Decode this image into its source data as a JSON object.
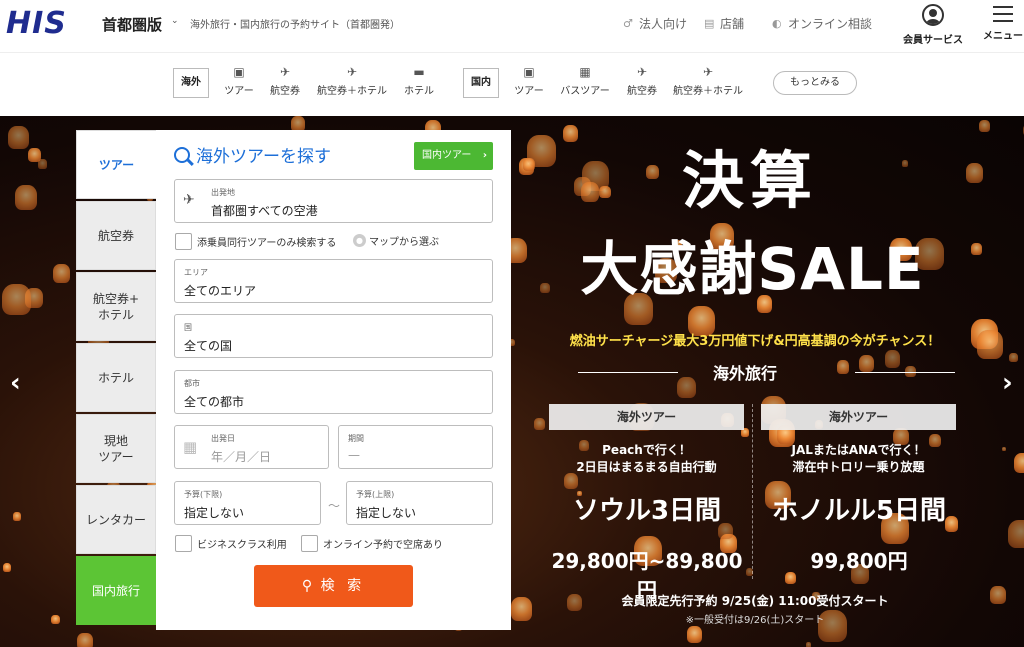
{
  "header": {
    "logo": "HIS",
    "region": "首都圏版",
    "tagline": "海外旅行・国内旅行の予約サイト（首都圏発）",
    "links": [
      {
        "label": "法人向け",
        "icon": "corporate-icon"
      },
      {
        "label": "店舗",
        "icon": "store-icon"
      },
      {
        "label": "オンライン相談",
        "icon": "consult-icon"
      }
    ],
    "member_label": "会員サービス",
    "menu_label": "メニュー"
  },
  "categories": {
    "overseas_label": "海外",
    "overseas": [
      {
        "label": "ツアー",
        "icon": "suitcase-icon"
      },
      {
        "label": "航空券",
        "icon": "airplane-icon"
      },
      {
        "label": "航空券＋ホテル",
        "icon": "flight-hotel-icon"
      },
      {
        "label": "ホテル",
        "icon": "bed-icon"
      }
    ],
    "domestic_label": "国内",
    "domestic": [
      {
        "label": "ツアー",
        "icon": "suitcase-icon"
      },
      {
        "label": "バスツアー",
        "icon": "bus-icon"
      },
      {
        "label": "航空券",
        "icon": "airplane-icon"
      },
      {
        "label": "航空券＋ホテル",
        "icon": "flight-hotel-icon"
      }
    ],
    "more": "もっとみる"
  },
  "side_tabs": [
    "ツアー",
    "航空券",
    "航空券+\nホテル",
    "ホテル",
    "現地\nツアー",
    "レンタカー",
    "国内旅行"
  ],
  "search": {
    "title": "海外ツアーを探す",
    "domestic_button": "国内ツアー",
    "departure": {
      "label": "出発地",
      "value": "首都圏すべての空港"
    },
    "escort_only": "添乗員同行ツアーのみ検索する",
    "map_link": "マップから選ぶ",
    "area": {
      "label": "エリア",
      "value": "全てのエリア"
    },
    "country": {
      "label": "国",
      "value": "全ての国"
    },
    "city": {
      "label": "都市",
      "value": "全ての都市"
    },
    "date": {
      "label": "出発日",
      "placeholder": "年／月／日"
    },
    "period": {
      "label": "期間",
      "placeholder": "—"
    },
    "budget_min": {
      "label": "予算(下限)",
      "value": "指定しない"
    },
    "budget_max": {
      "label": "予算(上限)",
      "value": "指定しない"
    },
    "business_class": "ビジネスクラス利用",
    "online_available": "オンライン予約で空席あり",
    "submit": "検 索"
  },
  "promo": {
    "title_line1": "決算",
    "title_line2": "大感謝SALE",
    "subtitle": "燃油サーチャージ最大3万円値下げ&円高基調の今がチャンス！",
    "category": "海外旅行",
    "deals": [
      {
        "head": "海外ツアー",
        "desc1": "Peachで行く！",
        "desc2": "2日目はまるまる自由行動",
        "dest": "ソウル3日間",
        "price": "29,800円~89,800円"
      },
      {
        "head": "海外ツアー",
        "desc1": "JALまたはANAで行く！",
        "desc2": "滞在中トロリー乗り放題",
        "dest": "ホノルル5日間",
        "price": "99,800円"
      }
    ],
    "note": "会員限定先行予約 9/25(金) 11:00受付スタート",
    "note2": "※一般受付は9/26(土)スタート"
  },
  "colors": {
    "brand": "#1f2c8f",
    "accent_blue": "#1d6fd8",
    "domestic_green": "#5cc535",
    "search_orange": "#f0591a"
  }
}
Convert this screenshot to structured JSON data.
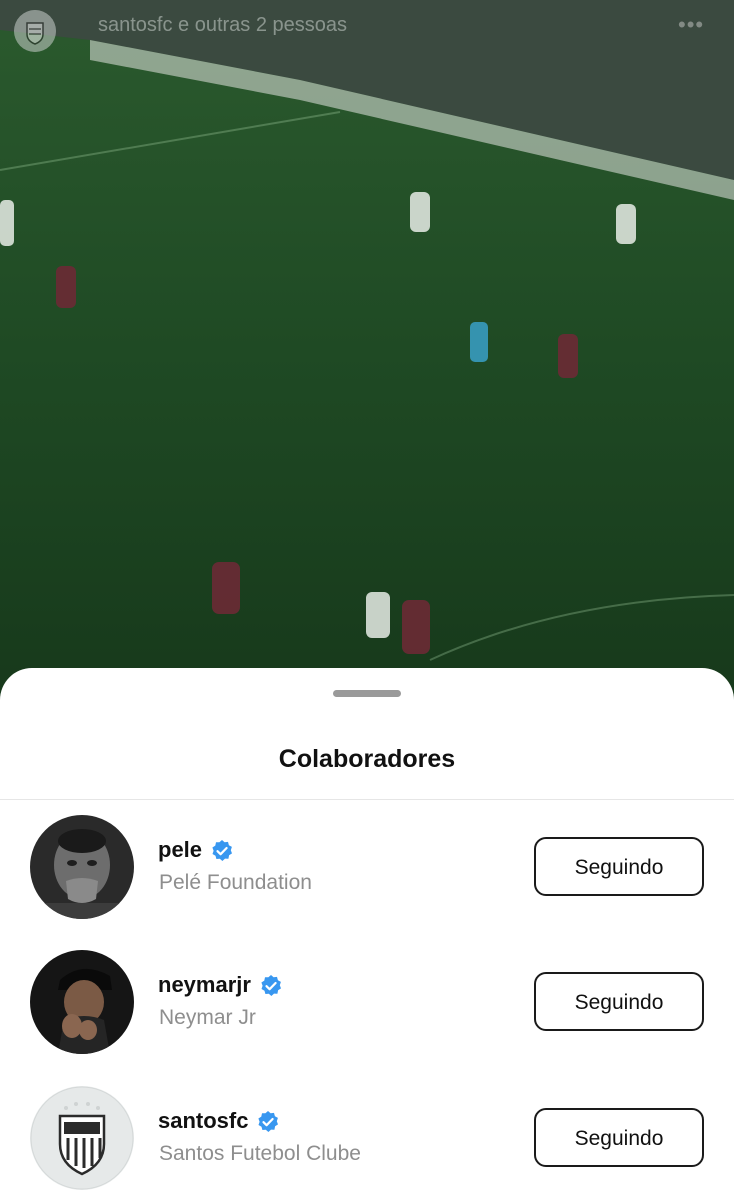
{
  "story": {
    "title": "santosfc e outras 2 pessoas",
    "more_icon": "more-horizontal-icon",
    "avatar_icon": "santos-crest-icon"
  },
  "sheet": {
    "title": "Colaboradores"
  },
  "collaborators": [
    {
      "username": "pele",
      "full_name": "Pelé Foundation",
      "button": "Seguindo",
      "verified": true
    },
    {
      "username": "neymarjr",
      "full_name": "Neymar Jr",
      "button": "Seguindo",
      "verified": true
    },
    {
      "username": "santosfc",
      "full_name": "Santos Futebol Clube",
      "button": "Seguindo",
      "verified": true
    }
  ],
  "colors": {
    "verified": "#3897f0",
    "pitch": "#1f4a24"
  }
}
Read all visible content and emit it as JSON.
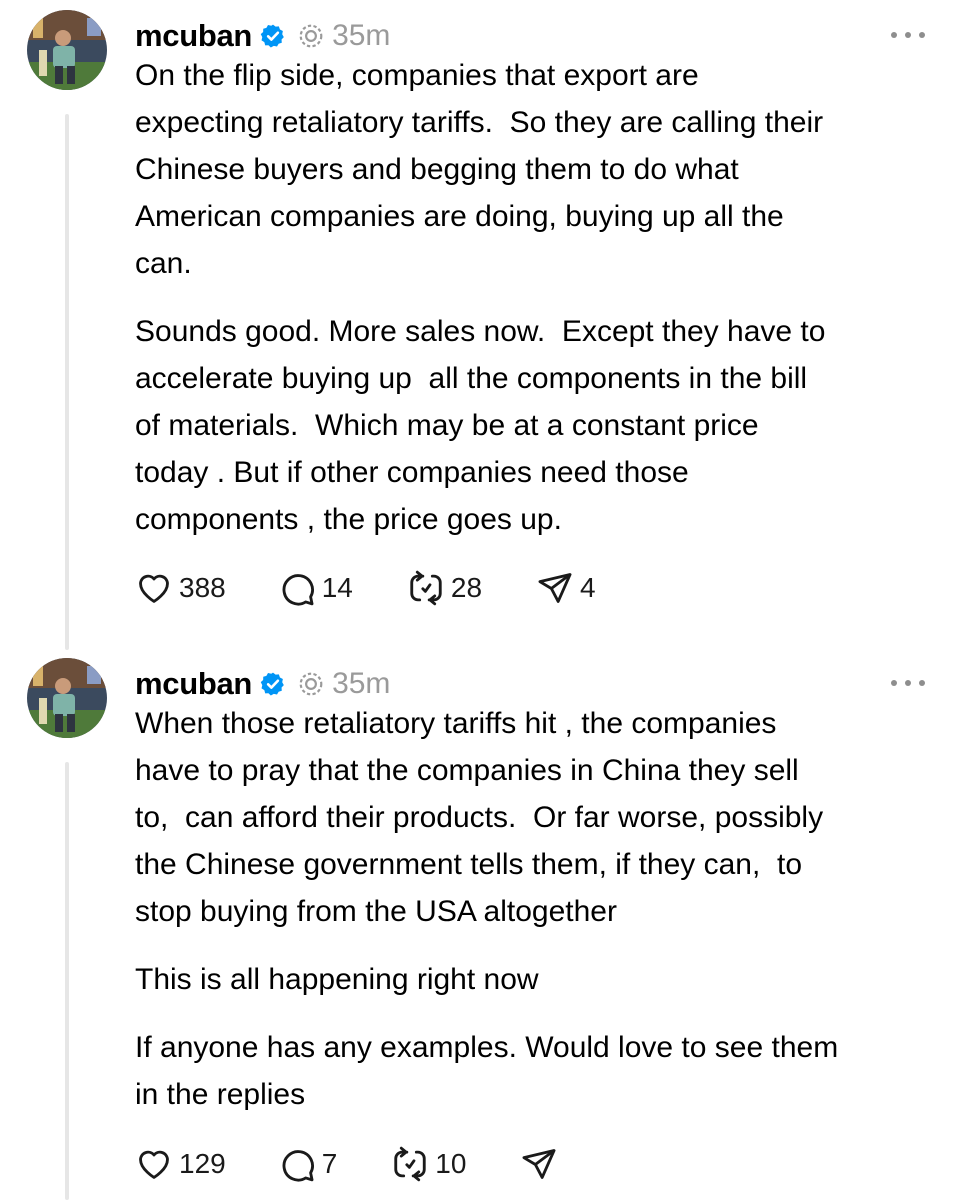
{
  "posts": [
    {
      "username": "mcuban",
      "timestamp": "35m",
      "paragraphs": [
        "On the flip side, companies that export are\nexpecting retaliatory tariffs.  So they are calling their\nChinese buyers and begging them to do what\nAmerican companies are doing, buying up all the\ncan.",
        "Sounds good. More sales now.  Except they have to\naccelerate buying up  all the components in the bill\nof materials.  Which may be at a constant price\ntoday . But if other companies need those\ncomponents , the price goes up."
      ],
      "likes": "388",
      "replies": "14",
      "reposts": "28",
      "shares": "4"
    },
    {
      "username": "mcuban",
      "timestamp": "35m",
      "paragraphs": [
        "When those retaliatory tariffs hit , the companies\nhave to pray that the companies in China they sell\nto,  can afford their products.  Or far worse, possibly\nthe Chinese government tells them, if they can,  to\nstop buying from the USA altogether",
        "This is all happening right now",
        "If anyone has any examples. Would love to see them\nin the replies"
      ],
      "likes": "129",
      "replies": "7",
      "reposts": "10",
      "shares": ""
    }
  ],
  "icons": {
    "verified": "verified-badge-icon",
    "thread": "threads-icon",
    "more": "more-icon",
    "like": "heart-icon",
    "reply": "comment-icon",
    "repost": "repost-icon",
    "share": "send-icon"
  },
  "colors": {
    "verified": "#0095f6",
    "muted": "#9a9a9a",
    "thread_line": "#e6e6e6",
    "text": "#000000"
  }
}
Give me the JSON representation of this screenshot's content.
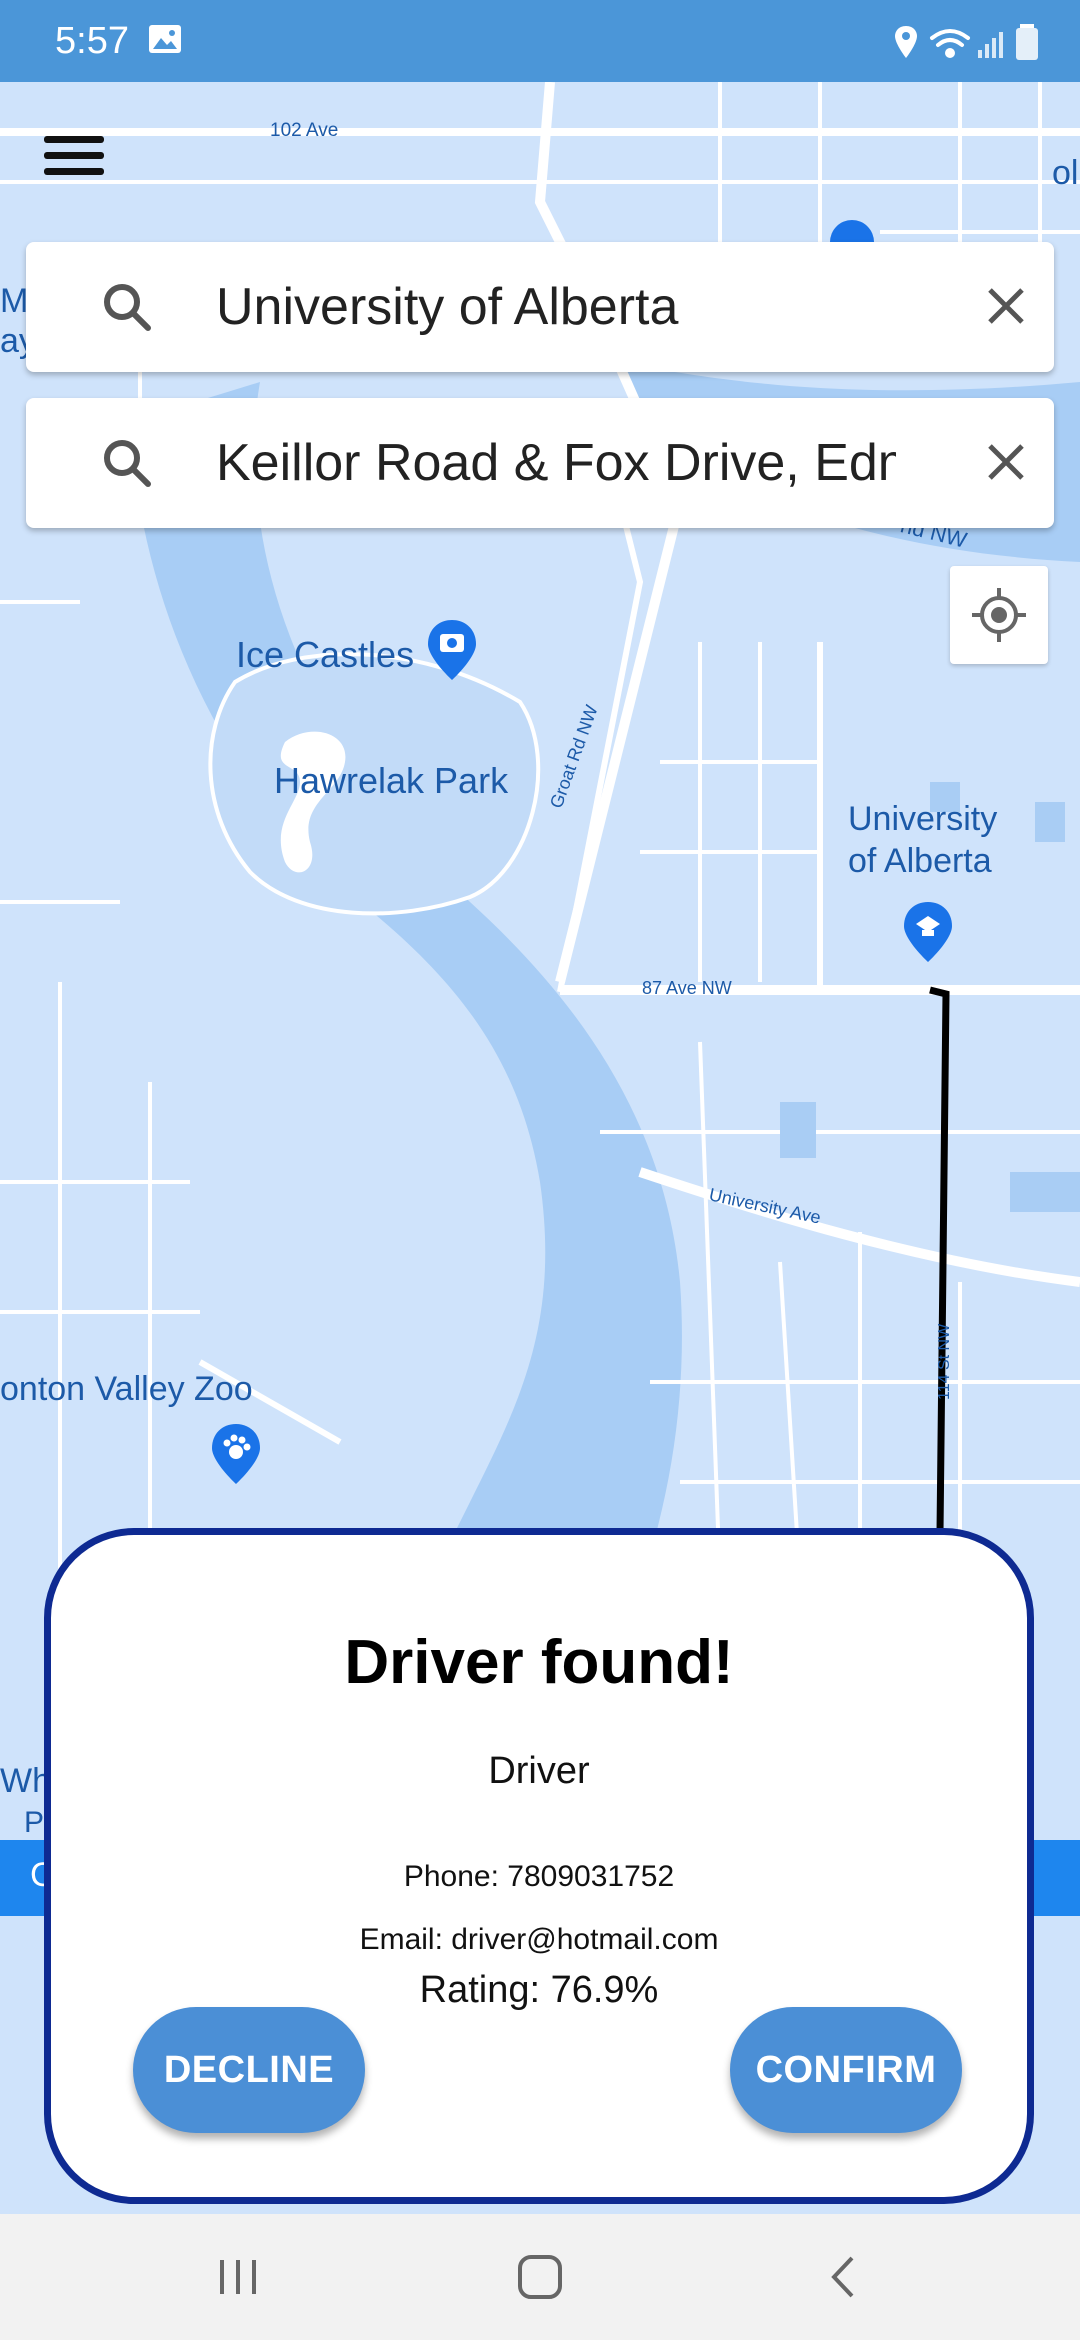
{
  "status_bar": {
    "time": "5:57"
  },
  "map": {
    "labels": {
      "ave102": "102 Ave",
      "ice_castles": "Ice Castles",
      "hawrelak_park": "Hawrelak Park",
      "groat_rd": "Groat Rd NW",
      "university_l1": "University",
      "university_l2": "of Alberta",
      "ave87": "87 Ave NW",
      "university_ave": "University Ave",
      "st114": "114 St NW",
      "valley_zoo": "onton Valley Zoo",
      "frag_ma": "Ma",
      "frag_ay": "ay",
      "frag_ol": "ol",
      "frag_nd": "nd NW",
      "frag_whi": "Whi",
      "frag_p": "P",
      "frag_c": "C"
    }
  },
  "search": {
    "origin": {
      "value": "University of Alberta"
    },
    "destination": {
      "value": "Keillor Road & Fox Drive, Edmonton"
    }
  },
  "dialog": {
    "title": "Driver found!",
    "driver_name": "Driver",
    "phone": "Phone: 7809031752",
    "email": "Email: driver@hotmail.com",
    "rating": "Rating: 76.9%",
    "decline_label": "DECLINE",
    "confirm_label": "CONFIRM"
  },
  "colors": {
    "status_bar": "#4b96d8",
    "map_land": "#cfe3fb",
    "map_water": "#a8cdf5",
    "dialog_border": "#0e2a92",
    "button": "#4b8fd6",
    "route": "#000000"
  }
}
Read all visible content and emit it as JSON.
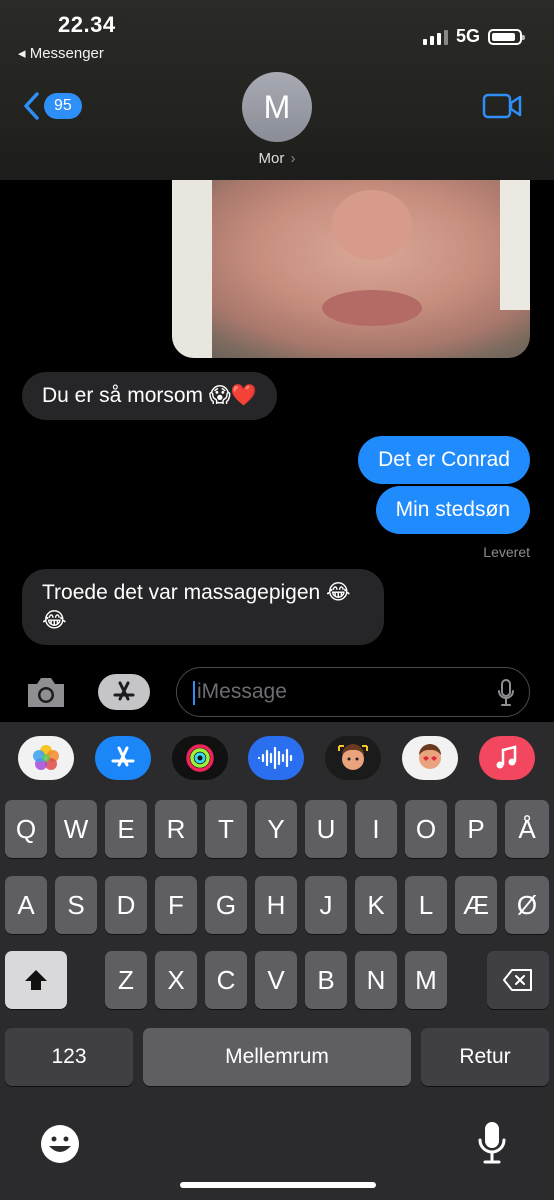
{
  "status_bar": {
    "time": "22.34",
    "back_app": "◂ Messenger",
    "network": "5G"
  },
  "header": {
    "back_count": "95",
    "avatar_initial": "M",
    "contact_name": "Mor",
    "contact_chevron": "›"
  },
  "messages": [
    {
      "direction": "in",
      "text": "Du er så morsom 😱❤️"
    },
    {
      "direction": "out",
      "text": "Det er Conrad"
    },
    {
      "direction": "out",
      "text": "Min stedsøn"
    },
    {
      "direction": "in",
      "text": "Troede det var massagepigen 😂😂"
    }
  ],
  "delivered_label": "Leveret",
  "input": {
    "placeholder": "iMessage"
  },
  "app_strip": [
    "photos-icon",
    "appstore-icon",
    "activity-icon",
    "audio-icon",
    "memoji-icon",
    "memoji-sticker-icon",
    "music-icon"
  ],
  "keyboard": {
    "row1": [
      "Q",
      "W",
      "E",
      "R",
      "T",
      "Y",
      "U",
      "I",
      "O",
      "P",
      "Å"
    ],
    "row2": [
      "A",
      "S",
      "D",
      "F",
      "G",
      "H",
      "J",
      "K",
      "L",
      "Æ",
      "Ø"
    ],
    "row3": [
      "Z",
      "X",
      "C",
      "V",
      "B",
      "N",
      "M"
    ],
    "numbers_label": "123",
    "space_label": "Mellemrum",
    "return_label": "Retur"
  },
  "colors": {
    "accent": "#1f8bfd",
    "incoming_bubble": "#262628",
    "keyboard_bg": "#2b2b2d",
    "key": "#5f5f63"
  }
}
============================================================
- **What you need to do**: Each line holding "data" must be found and copied.

- **Task result**:
Decode this image into its source data as a JSON object.
Convert this screenshot to structured JSON data.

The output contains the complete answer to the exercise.